What to work on
Copy out every line of the entries below verbatim, omitting the pictures.

Material to process
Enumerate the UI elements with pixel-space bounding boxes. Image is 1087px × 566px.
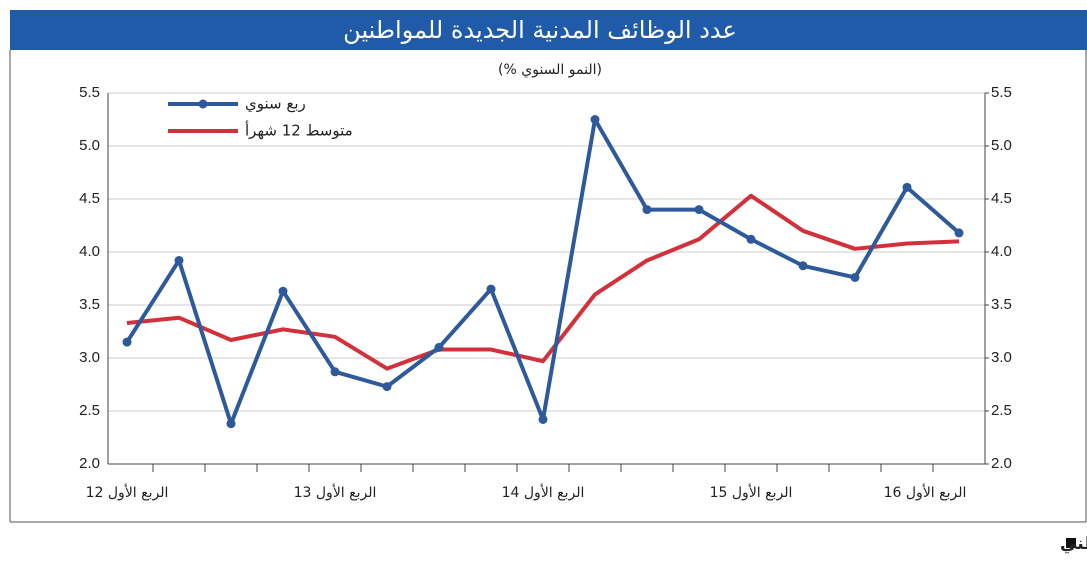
- y-tick-label: 5.5: [79, 84, 100, 101]
- y2-tick-label: 2.0: [991, 455, 1012, 472]
- subtitle: (% النمو السنوي): [498, 62, 602, 78]
- x-tick-label: الربع الأول 14: [502, 483, 585, 501]
- y2-tick-label: 3.0: [991, 349, 1012, 366]
- point: [226, 419, 236, 429]
- point: [798, 261, 808, 271]
- title-bar: [10, 10, 1087, 50]
- y-tick-label: 4.0: [79, 243, 100, 260]
- y-tick-label: 4.5: [79, 190, 100, 207]
- legend-marker: [198, 99, 208, 109]
- y-tick-label: 5.0: [79, 137, 100, 154]
- point: [174, 255, 184, 265]
- y2-tick-label: 5.5: [991, 84, 1012, 101]
- point: [746, 234, 756, 244]
- x-tick-label: الربع الأول 15: [710, 483, 793, 501]
- x-tick-label: الربع الأول 13: [294, 483, 377, 501]
- series-line: [125, 117, 961, 426]
- point: [954, 228, 964, 238]
- point: [902, 182, 912, 192]
- point: [278, 286, 288, 296]
- y2-tick-label: 3.5: [991, 296, 1012, 313]
- point: [642, 205, 652, 215]
- series-line: [126, 193, 960, 371]
- legend-label: ربع سنوي: [245, 95, 306, 114]
- point: [486, 284, 496, 294]
- y-tick-label: 3.0: [79, 349, 100, 366]
- y2-tick-label: 2.5: [991, 402, 1012, 419]
- point: [538, 414, 548, 424]
- y-tick-label: 2.0: [79, 455, 100, 472]
- bullet: [1066, 538, 1076, 548]
- point: [434, 342, 444, 352]
- y2-tick-label: 4.5: [991, 190, 1012, 207]
- x-tick-label: الربع الأول 12: [86, 483, 169, 501]
- x-tick-label: الربع الأول 16: [884, 483, 967, 501]
- chart-title: عدد الوظائف المدنية الجديدة للمواطنين: [343, 16, 737, 44]
- point: [330, 367, 340, 377]
- y2-tick-label: 5.0: [991, 137, 1012, 154]
- point: [694, 205, 704, 215]
- y-tick-label: 3.5: [79, 296, 100, 313]
- point: [382, 382, 392, 392]
- legend-label: متوسط 12 شهرأ: [245, 121, 353, 140]
- point: [590, 115, 600, 124]
- point: [850, 272, 860, 282]
- y-tick-label: 2.5: [79, 402, 100, 419]
- source: المصدر: الهيئة العامة للمعلومات المدنية …: [1060, 534, 1087, 554]
- point: [122, 337, 132, 347]
- y2-tick-label: 4.0: [991, 243, 1012, 260]
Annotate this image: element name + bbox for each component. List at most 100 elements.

Solution for this task
Enumerate the UI elements with pixel-space bounding boxes. Image is 1087px × 566px.
- y-tick-label: 5.5: [79, 84, 100, 101]
- y2-tick-label: 2.0: [991, 455, 1012, 472]
- subtitle: (% النمو السنوي): [498, 62, 602, 78]
- x-tick-label: الربع الأول 14: [502, 483, 585, 501]
- y2-tick-label: 3.0: [991, 349, 1012, 366]
- point: [226, 419, 236, 429]
- point: [798, 261, 808, 271]
- title-bar: [10, 10, 1087, 50]
- y-tick-label: 4.0: [79, 243, 100, 260]
- y-tick-label: 4.5: [79, 190, 100, 207]
- legend-marker: [198, 99, 208, 109]
- y-tick-label: 5.0: [79, 137, 100, 154]
- point: [174, 255, 184, 265]
- y2-tick-label: 5.5: [991, 84, 1012, 101]
- point: [746, 234, 756, 244]
- x-tick-label: الربع الأول 15: [710, 483, 793, 501]
- x-tick-label: الربع الأول 13: [294, 483, 377, 501]
- series-line: [125, 117, 961, 426]
- point: [954, 228, 964, 238]
- point: [902, 182, 912, 192]
- point: [278, 286, 288, 296]
- y2-tick-label: 3.5: [991, 296, 1012, 313]
- point: [642, 205, 652, 215]
- series-line: [126, 193, 960, 371]
- legend-label: ربع سنوي: [245, 95, 306, 114]
- point: [486, 284, 496, 294]
- y-tick-label: 3.0: [79, 349, 100, 366]
- y2-tick-label: 2.5: [991, 402, 1012, 419]
- point: [538, 414, 548, 424]
- y-tick-label: 2.0: [79, 455, 100, 472]
- bullet: [1066, 538, 1076, 548]
- point: [434, 342, 444, 352]
- y2-tick-label: 4.5: [991, 190, 1012, 207]
- x-tick-label: الربع الأول 12: [86, 483, 169, 501]
- x-tick-label: الربع الأول 16: [884, 483, 967, 501]
- chart-title: عدد الوظائف المدنية الجديدة للمواطنين: [343, 16, 737, 44]
- point: [330, 367, 340, 377]
- y2-tick-label: 5.0: [991, 137, 1012, 154]
- point: [694, 205, 704, 215]
- y-tick-label: 3.5: [79, 296, 100, 313]
- point: [382, 382, 392, 392]
- legend-label: متوسط 12 شهرأ: [245, 121, 353, 140]
- point: [590, 115, 600, 124]
- point: [850, 272, 860, 282]
- y-tick-label: 2.5: [79, 402, 100, 419]
- source: المصدر: الهيئة العامة للمعلومات المدنية …: [1060, 534, 1087, 554]
- point: [122, 337, 132, 347]
- y2-tick-label: 4.0: [991, 243, 1012, 260]
Annotate this image: element name + bbox for each component. List at most 100 elements.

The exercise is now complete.